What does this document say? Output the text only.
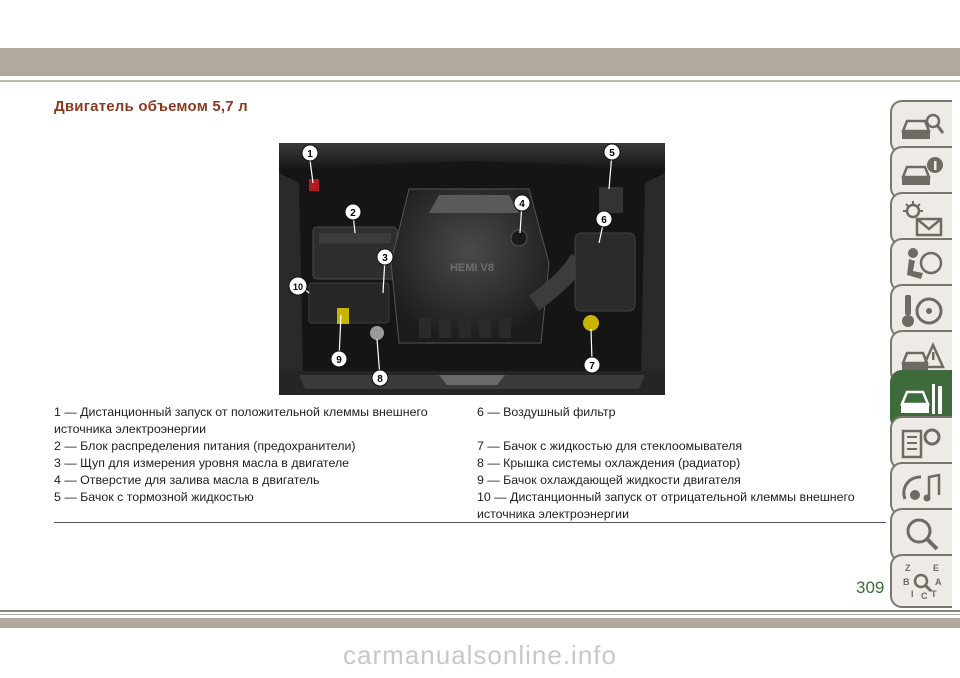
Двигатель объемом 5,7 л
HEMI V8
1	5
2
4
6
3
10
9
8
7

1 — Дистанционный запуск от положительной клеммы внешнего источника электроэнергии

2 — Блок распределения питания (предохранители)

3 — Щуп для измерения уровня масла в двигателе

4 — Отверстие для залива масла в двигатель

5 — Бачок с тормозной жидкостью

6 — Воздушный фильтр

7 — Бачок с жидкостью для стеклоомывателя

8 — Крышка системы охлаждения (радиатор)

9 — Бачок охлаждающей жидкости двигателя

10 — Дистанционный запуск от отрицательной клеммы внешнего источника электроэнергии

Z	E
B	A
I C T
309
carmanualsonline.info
==
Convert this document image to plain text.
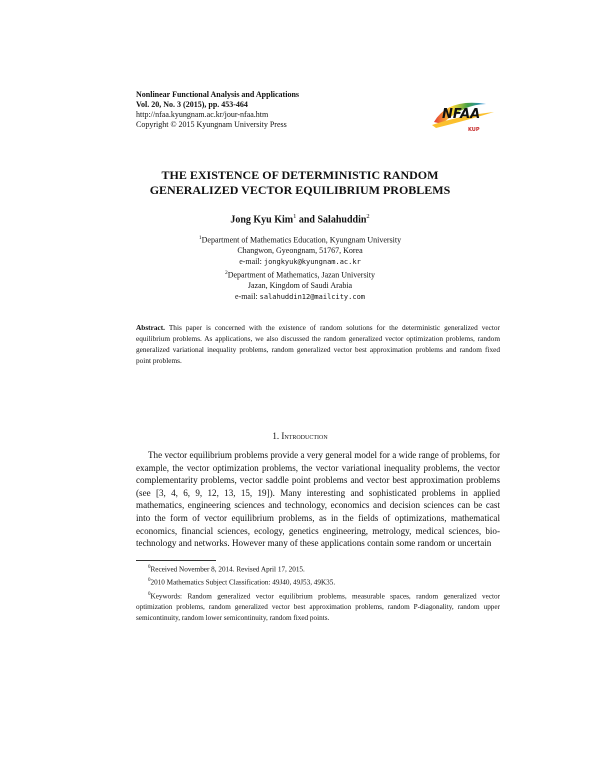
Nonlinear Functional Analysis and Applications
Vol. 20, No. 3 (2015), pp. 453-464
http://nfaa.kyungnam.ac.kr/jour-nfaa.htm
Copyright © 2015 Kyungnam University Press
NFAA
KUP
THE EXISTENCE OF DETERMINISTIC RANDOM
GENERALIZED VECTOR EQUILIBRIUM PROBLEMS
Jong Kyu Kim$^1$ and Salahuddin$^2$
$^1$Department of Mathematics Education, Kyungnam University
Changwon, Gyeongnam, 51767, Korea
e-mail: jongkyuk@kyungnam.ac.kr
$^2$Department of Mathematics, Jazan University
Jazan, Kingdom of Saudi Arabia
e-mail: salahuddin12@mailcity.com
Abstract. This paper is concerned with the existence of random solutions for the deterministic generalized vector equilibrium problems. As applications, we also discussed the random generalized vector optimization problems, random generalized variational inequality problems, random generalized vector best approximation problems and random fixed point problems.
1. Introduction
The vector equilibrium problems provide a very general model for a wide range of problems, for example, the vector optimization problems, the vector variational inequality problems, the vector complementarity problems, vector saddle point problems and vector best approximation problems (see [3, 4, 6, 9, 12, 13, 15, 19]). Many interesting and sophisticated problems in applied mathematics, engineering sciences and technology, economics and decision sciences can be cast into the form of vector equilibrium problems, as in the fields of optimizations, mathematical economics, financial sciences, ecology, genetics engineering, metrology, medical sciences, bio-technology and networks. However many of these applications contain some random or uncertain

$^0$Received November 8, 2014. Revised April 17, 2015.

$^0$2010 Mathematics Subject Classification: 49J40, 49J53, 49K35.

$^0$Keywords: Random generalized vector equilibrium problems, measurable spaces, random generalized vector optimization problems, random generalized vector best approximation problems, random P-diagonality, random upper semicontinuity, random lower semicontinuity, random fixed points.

### Given problem:
Search the entries for "Department" and copy out each line that has it.

### Task solution:
$^1$Department of Mathematics Education, Kyungnam University
$^2$Department of Mathematics, Jazan University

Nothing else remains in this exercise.